┌──

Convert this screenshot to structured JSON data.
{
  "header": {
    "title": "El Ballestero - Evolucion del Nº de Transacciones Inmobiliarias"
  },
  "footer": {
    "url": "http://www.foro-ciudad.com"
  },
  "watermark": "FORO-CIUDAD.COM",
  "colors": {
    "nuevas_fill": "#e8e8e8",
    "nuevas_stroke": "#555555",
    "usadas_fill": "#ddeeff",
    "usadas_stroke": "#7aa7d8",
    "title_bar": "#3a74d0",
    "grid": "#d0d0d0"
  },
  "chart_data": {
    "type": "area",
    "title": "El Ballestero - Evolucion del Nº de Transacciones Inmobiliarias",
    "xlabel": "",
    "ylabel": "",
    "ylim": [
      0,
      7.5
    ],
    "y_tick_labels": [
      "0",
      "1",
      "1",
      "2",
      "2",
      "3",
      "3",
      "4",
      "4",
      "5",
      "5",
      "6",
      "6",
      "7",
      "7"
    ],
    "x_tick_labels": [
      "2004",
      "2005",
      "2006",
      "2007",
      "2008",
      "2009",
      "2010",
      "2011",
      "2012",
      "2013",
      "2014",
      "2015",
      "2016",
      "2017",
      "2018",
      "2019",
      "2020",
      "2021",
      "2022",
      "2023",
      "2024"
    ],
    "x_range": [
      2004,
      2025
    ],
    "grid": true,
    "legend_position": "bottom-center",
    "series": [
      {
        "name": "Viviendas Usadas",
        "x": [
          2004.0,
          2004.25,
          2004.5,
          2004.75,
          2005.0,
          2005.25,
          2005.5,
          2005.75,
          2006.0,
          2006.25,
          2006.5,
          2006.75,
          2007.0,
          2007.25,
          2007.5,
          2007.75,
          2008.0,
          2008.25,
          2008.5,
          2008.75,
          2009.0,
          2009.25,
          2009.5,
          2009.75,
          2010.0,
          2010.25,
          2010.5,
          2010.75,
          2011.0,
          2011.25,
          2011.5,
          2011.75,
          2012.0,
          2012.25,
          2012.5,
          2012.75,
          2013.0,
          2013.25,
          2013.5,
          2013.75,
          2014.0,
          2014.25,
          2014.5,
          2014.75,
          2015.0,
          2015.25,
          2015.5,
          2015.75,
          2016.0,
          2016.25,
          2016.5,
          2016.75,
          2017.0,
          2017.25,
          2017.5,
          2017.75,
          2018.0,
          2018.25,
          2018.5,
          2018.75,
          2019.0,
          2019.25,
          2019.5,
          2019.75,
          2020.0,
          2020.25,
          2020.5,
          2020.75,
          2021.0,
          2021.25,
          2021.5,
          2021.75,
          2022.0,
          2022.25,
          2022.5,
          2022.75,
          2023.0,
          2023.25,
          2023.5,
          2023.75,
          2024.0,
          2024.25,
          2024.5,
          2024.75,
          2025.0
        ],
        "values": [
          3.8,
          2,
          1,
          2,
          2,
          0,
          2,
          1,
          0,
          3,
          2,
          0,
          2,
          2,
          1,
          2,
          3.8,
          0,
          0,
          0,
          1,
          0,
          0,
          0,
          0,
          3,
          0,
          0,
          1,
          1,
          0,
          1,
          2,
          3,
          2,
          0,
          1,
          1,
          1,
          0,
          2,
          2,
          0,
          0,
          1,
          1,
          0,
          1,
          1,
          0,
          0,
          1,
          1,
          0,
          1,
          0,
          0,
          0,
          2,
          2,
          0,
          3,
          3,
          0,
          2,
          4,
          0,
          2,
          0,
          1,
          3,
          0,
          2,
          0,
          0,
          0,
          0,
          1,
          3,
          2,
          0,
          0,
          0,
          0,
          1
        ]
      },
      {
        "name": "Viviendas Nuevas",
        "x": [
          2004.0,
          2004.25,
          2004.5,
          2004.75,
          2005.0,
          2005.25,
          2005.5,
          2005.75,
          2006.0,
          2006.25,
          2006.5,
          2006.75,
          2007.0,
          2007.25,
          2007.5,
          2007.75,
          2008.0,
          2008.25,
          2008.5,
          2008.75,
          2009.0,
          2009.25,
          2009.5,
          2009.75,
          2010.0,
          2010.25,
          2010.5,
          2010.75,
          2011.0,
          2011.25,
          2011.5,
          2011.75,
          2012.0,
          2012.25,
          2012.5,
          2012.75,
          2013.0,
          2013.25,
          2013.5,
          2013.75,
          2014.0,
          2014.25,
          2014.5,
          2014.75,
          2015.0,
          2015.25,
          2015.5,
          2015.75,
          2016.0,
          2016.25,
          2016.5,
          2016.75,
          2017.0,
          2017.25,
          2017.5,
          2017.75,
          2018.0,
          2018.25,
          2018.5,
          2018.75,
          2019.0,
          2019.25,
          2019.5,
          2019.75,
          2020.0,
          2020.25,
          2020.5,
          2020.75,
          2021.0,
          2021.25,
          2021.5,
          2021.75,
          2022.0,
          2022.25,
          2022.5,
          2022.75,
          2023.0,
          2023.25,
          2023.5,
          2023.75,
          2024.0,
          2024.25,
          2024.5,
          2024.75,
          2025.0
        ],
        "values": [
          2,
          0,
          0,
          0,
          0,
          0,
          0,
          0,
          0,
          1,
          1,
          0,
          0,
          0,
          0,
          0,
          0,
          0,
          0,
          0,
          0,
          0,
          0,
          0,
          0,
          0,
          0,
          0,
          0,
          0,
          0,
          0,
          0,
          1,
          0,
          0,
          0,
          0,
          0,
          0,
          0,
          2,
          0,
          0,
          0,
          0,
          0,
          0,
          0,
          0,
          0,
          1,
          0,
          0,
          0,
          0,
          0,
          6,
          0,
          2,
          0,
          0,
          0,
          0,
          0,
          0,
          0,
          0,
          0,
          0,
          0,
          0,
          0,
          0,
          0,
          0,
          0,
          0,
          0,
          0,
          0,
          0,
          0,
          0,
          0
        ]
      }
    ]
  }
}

└──

• WORK TO BE COMPLETED: Copy out the full listing exactly.

• FULL ANSWER:
Convert this screenshot to structured JSON data.
{
  "header": {
    "title": "El Ballestero - Evolucion del Nº de Transacciones Inmobiliarias"
  },
  "footer": {
    "url": "http://www.foro-ciudad.com"
  },
  "watermark": "FORO-CIUDAD.COM",
  "colors": {
    "nuevas_fill": "#e8e8e8",
    "nuevas_stroke": "#555555",
    "usadas_fill": "#ddeeff",
    "usadas_stroke": "#7aa7d8",
    "title_bar": "#3a74d0",
    "grid": "#d0d0d0"
  },
  "chart_data": {
    "type": "area",
    "title": "El Ballestero - Evolucion del Nº de Transacciones Inmobiliarias",
    "xlabel": "",
    "ylabel": "",
    "ylim": [
      0,
      7.5
    ],
    "y_tick_labels": [
      "0",
      "1",
      "1",
      "2",
      "2",
      "3",
      "3",
      "4",
      "4",
      "5",
      "5",
      "6",
      "6",
      "7",
      "7"
    ],
    "x_tick_labels": [
      "2004",
      "2005",
      "2006",
      "2007",
      "2008",
      "2009",
      "2010",
      "2011",
      "2012",
      "2013",
      "2014",
      "2015",
      "2016",
      "2017",
      "2018",
      "2019",
      "2020",
      "2021",
      "2022",
      "2023",
      "2024"
    ],
    "x_range": [
      2004,
      2025
    ],
    "grid": true,
    "legend_position": "bottom-center",
    "series": [
      {
        "name": "Viviendas Usadas",
        "x": [
          2004.0,
          2004.25,
          2004.5,
          2004.75,
          2005.0,
          2005.25,
          2005.5,
          2005.75,
          2006.0,
          2006.25,
          2006.5,
          2006.75,
          2007.0,
          2007.25,
          2007.5,
          2007.75,
          2008.0,
          2008.25,
          2008.5,
          2008.75,
          2009.0,
          2009.25,
          2009.5,
          2009.75,
          2010.0,
          2010.25,
          2010.5,
          2010.75,
          2011.0,
          2011.25,
          2011.5,
          2011.75,
          2012.0,
          2012.25,
          2012.5,
          2012.75,
          2013.0,
          2013.25,
          2013.5,
          2013.75,
          2014.0,
          2014.25,
          2014.5,
          2014.75,
          2015.0,
          2015.25,
          2015.5,
          2015.75,
          2016.0,
          2016.25,
          2016.5,
          2016.75,
          2017.0,
          2017.25,
          2017.5,
          2017.75,
          2018.0,
          2018.25,
          2018.5,
          2018.75,
          2019.0,
          2019.25,
          2019.5,
          2019.75,
          2020.0,
          2020.25,
          2020.5,
          2020.75,
          2021.0,
          2021.25,
          2021.5,
          2021.75,
          2022.0,
          2022.25,
          2022.5,
          2022.75,
          2023.0,
          2023.25,
          2023.5,
          2023.75,
          2024.0,
          2024.25,
          2024.5,
          2024.75,
          2025.0
        ],
        "values": [
          3.8,
          2,
          1,
          2,
          2,
          0,
          2,
          1,
          0,
          3,
          2,
          0,
          2,
          2,
          1,
          2,
          3.8,
          0,
          0,
          0,
          1,
          0,
          0,
          0,
          0,
          3,
          0,
          0,
          1,
          1,
          0,
          1,
          2,
          3,
          2,
          0,
          1,
          1,
          1,
          0,
          2,
          2,
          0,
          0,
          1,
          1,
          0,
          1,
          1,
          0,
          0,
          1,
          1,
          0,
          1,
          0,
          0,
          0,
          2,
          2,
          0,
          3,
          3,
          0,
          2,
          4,
          0,
          2,
          0,
          1,
          3,
          0,
          2,
          0,
          0,
          0,
          0,
          1,
          3,
          2,
          0,
          0,
          0,
          0,
          1
        ]
      },
      {
        "name": "Viviendas Nuevas",
        "x": [
          2004.0,
          2004.25,
          2004.5,
          2004.75,
          2005.0,
          2005.25,
          2005.5,
          2005.75,
          2006.0,
          2006.25,
          2006.5,
          2006.75,
          2007.0,
          2007.25,
          2007.5,
          2007.75,
          2008.0,
          2008.25,
          2008.5,
          2008.75,
          2009.0,
          2009.25,
          2009.5,
          2009.75,
          2010.0,
          2010.25,
          2010.5,
          2010.75,
          2011.0,
          2011.25,
          2011.5,
          2011.75,
          2012.0,
          2012.25,
          2012.5,
          2012.75,
          2013.0,
          2013.25,
          2013.5,
          2013.75,
          2014.0,
          2014.25,
          2014.5,
          2014.75,
          2015.0,
          2015.25,
          2015.5,
          2015.75,
          2016.0,
          2016.25,
          2016.5,
          2016.75,
          2017.0,
          2017.25,
          2017.5,
          2017.75,
          2018.0,
          2018.25,
          2018.5,
          2018.75,
          2019.0,
          2019.25,
          2019.5,
          2019.75,
          2020.0,
          2020.25,
          2020.5,
          2020.75,
          2021.0,
          2021.25,
          2021.5,
          2021.75,
          2022.0,
          2022.25,
          2022.5,
          2022.75,
          2023.0,
          2023.25,
          2023.5,
          2023.75,
          2024.0,
          2024.25,
          2024.5,
          2024.75,
          2025.0
        ],
        "values": [
          2,
          0,
          0,
          0,
          0,
          0,
          0,
          0,
          0,
          1,
          1,
          0,
          0,
          0,
          0,
          0,
          0,
          0,
          0,
          0,
          0,
          0,
          0,
          0,
          0,
          0,
          0,
          0,
          0,
          0,
          0,
          0,
          0,
          1,
          0,
          0,
          0,
          0,
          0,
          0,
          0,
          2,
          0,
          0,
          0,
          0,
          0,
          0,
          0,
          0,
          0,
          1,
          0,
          0,
          0,
          0,
          0,
          6,
          0,
          2,
          0,
          0,
          0,
          0,
          0,
          0,
          0,
          0,
          0,
          0,
          0,
          0,
          0,
          0,
          0,
          0,
          0,
          0,
          0,
          0,
          0,
          0,
          0,
          0,
          0
        ]
      }
    ]
  }
}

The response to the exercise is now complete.